Stated task →
Write out the data again in full, exactly as it reads.

Extracted information →
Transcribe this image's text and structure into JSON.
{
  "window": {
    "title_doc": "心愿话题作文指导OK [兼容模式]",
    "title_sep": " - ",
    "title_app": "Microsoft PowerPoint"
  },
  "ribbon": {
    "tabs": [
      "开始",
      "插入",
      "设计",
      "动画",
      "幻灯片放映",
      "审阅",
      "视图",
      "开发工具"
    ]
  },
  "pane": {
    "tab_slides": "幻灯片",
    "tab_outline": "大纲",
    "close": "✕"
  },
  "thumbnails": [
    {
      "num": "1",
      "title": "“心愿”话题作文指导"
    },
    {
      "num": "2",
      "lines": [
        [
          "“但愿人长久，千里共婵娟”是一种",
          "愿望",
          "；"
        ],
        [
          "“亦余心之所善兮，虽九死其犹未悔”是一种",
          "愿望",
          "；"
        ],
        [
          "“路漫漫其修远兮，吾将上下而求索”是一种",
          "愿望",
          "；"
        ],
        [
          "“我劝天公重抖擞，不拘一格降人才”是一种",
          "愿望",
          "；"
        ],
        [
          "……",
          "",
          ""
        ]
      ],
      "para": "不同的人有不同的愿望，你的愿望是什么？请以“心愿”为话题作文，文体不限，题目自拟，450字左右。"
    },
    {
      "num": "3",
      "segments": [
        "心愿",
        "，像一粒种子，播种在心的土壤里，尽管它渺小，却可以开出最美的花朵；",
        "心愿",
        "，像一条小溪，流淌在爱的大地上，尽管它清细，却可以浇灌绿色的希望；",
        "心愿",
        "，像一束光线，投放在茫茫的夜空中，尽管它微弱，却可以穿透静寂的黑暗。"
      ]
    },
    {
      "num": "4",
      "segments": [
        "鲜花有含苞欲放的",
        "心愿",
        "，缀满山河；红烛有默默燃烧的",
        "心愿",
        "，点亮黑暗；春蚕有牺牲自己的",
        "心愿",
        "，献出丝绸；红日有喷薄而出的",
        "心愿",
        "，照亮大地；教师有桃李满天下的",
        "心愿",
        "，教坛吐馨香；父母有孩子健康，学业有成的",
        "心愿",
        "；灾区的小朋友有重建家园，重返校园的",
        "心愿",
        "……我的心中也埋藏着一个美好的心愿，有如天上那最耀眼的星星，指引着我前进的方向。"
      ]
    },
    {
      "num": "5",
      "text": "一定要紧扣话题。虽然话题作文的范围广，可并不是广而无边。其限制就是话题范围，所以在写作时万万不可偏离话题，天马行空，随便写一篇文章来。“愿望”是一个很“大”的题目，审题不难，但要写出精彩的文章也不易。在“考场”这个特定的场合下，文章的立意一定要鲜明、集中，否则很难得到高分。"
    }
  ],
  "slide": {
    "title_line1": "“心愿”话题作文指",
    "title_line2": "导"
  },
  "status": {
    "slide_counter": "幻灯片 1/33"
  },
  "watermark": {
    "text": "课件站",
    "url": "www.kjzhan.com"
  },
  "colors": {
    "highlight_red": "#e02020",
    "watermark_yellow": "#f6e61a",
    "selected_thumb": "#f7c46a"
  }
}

Solution for this problem →
Transcribe this image's text and structure into JSON.
{
  "window": {
    "title_doc": "心愿话题作文指导OK [兼容模式]",
    "title_sep": " - ",
    "title_app": "Microsoft PowerPoint"
  },
  "ribbon": {
    "tabs": [
      "开始",
      "插入",
      "设计",
      "动画",
      "幻灯片放映",
      "审阅",
      "视图",
      "开发工具"
    ]
  },
  "pane": {
    "tab_slides": "幻灯片",
    "tab_outline": "大纲",
    "close": "✕"
  },
  "thumbnails": [
    {
      "num": "1",
      "title": "“心愿”话题作文指导"
    },
    {
      "num": "2",
      "lines": [
        [
          "“但愿人长久，千里共婵娟”是一种",
          "愿望",
          "；"
        ],
        [
          "“亦余心之所善兮，虽九死其犹未悔”是一种",
          "愿望",
          "；"
        ],
        [
          "“路漫漫其修远兮，吾将上下而求索”是一种",
          "愿望",
          "；"
        ],
        [
          "“我劝天公重抖擞，不拘一格降人才”是一种",
          "愿望",
          "；"
        ],
        [
          "……",
          "",
          ""
        ]
      ],
      "para": "不同的人有不同的愿望，你的愿望是什么？请以“心愿”为话题作文，文体不限，题目自拟，450字左右。"
    },
    {
      "num": "3",
      "segments": [
        "心愿",
        "，像一粒种子，播种在心的土壤里，尽管它渺小，却可以开出最美的花朵；",
        "心愿",
        "，像一条小溪，流淌在爱的大地上，尽管它清细，却可以浇灌绿色的希望；",
        "心愿",
        "，像一束光线，投放在茫茫的夜空中，尽管它微弱，却可以穿透静寂的黑暗。"
      ]
    },
    {
      "num": "4",
      "segments": [
        "鲜花有含苞欲放的",
        "心愿",
        "，缀满山河；红烛有默默燃烧的",
        "心愿",
        "，点亮黑暗；春蚕有牺牲自己的",
        "心愿",
        "，献出丝绸；红日有喷薄而出的",
        "心愿",
        "，照亮大地；教师有桃李满天下的",
        "心愿",
        "，教坛吐馨香；父母有孩子健康，学业有成的",
        "心愿",
        "；灾区的小朋友有重建家园，重返校园的",
        "心愿",
        "……我的心中也埋藏着一个美好的心愿，有如天上那最耀眼的星星，指引着我前进的方向。"
      ]
    },
    {
      "num": "5",
      "text": "一定要紧扣话题。虽然话题作文的范围广，可并不是广而无边。其限制就是话题范围，所以在写作时万万不可偏离话题，天马行空，随便写一篇文章来。“愿望”是一个很“大”的题目，审题不难，但要写出精彩的文章也不易。在“考场”这个特定的场合下，文章的立意一定要鲜明、集中，否则很难得到高分。"
    }
  ],
  "slide": {
    "title_line1": "“心愿”话题作文指",
    "title_line2": "导"
  },
  "status": {
    "slide_counter": "幻灯片 1/33"
  },
  "watermark": {
    "text": "课件站",
    "url": "www.kjzhan.com"
  },
  "colors": {
    "highlight_red": "#e02020",
    "watermark_yellow": "#f6e61a",
    "selected_thumb": "#f7c46a"
  }
}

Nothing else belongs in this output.